[What you need to do]:
List each line of the data in which the string "Arbeitslosigkeit" appears.

[Provided entries]:
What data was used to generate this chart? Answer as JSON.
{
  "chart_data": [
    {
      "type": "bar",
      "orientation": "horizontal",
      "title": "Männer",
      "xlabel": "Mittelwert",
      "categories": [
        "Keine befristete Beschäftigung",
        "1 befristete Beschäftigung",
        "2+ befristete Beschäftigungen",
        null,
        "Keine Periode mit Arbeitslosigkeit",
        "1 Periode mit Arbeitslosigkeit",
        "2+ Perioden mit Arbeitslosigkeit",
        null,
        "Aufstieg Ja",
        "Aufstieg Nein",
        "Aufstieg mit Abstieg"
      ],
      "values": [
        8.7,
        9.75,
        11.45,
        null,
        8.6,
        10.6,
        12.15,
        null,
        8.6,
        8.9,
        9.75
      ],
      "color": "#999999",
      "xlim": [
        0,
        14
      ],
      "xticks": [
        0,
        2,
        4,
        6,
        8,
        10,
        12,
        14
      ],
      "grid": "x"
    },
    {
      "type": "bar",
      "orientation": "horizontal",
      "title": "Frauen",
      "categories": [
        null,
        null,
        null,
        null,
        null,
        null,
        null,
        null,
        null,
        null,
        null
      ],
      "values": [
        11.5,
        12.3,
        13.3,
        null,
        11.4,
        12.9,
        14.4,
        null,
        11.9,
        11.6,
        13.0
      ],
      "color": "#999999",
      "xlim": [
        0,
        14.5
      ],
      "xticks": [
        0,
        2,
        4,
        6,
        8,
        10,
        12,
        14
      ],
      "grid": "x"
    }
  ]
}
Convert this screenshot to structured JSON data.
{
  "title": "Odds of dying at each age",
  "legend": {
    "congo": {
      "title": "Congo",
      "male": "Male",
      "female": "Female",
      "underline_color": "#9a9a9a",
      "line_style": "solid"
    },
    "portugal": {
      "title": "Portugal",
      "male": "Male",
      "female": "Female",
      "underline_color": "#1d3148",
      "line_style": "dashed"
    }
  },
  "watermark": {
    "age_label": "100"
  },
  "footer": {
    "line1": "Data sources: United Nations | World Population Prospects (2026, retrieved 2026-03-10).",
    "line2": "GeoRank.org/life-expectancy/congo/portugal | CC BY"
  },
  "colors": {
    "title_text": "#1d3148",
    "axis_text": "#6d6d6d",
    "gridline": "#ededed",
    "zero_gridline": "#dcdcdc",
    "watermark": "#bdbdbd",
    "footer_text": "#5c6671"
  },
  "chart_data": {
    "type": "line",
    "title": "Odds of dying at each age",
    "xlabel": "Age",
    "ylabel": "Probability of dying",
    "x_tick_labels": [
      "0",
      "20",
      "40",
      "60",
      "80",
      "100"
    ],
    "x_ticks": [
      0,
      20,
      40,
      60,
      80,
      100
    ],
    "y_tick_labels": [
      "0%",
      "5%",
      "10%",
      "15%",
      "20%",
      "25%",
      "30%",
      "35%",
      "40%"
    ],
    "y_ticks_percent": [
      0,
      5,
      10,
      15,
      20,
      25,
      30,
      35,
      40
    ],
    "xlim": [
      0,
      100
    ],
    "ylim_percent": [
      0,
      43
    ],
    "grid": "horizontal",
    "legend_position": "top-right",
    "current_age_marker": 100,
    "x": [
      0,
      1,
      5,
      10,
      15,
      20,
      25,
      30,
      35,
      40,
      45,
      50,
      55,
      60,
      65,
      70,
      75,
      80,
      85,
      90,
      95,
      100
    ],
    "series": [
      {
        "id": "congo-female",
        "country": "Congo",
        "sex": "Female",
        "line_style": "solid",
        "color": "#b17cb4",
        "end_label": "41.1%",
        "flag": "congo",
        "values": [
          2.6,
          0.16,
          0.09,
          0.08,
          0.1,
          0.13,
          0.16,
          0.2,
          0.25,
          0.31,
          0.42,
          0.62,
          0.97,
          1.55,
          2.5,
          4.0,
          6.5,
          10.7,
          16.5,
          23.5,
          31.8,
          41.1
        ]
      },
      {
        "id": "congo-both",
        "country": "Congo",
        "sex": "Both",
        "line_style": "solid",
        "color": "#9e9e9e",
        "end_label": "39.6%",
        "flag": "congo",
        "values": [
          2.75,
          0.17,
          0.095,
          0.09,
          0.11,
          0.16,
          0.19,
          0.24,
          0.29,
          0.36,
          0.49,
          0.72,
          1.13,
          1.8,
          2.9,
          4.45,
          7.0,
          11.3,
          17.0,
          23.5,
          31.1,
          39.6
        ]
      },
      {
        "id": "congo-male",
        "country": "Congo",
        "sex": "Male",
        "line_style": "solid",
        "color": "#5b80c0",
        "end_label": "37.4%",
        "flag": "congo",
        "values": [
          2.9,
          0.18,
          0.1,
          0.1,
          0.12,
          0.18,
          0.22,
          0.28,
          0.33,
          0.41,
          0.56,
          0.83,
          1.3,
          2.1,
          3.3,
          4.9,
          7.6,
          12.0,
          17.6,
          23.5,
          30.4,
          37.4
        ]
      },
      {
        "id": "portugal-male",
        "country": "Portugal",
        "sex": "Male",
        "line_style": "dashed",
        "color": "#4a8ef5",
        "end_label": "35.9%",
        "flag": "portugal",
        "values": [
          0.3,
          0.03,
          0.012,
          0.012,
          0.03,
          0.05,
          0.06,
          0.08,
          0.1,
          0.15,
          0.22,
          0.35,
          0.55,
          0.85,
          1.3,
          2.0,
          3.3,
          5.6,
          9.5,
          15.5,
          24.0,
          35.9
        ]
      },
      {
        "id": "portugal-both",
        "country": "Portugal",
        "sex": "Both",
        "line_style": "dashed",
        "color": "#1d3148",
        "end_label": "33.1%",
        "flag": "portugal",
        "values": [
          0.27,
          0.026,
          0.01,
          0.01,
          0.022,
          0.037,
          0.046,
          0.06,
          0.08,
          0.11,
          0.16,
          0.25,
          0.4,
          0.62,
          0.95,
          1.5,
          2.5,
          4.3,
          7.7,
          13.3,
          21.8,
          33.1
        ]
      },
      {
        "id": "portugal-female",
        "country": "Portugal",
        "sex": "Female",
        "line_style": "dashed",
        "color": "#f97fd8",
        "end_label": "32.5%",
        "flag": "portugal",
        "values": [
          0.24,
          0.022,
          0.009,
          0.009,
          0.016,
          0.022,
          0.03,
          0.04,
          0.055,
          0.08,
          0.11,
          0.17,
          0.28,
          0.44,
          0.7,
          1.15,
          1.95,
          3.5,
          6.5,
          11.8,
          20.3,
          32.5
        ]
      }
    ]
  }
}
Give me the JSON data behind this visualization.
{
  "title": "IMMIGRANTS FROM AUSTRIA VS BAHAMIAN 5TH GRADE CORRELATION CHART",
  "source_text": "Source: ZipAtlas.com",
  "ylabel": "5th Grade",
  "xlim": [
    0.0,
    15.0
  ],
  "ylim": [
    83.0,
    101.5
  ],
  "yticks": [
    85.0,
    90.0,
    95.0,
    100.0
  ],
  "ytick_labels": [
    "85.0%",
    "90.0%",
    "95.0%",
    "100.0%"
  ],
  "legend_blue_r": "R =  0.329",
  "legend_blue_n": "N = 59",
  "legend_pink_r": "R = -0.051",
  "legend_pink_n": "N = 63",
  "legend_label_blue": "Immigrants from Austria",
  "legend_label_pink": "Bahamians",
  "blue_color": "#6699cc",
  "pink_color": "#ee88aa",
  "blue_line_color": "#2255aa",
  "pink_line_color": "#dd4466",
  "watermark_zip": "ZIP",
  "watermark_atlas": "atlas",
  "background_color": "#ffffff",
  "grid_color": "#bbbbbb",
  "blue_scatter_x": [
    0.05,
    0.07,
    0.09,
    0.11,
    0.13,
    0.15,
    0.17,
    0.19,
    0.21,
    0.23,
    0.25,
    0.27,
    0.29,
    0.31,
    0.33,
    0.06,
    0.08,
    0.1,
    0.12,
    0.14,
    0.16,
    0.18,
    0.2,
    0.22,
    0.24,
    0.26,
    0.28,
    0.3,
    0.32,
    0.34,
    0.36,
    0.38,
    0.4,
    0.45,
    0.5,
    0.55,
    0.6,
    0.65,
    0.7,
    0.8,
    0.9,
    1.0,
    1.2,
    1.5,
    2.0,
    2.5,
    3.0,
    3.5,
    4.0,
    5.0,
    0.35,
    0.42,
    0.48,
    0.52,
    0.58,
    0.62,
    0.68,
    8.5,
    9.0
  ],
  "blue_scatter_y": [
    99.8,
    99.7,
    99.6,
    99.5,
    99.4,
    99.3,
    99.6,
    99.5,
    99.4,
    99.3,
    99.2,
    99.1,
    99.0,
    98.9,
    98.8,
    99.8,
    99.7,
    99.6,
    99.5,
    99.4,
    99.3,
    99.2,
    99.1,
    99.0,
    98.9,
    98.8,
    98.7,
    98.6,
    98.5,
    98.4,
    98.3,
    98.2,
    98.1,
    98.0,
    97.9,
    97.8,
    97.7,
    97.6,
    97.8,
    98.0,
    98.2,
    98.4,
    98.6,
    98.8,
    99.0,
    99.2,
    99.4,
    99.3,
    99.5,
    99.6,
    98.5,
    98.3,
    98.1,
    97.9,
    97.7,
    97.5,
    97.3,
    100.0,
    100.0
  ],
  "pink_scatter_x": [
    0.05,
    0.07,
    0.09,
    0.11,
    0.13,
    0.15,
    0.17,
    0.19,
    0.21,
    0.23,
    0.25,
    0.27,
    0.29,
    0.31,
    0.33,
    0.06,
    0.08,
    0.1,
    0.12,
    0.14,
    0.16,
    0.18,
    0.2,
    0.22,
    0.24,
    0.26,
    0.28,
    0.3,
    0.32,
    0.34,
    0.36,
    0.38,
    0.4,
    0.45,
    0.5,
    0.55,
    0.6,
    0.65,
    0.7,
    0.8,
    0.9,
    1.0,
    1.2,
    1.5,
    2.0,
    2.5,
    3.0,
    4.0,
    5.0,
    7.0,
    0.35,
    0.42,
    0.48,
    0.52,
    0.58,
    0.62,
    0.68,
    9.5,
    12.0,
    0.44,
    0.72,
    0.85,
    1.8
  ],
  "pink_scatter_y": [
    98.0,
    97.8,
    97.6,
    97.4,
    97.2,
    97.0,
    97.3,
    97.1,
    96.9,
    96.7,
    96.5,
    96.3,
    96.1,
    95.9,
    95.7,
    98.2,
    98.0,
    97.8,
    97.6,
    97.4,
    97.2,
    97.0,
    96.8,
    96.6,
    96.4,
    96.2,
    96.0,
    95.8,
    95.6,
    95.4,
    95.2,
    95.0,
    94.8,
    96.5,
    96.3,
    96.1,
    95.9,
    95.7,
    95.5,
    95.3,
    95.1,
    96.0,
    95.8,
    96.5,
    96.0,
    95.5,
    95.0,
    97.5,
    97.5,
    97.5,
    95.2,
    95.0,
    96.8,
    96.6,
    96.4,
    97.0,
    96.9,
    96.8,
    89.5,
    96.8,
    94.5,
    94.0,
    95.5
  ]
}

[Response below]:
        "Keine Periode mit Arbeitslosigkeit",
        "1 Periode mit Arbeitslosigkeit",
        "2+ Perioden mit Arbeitslosigkeit",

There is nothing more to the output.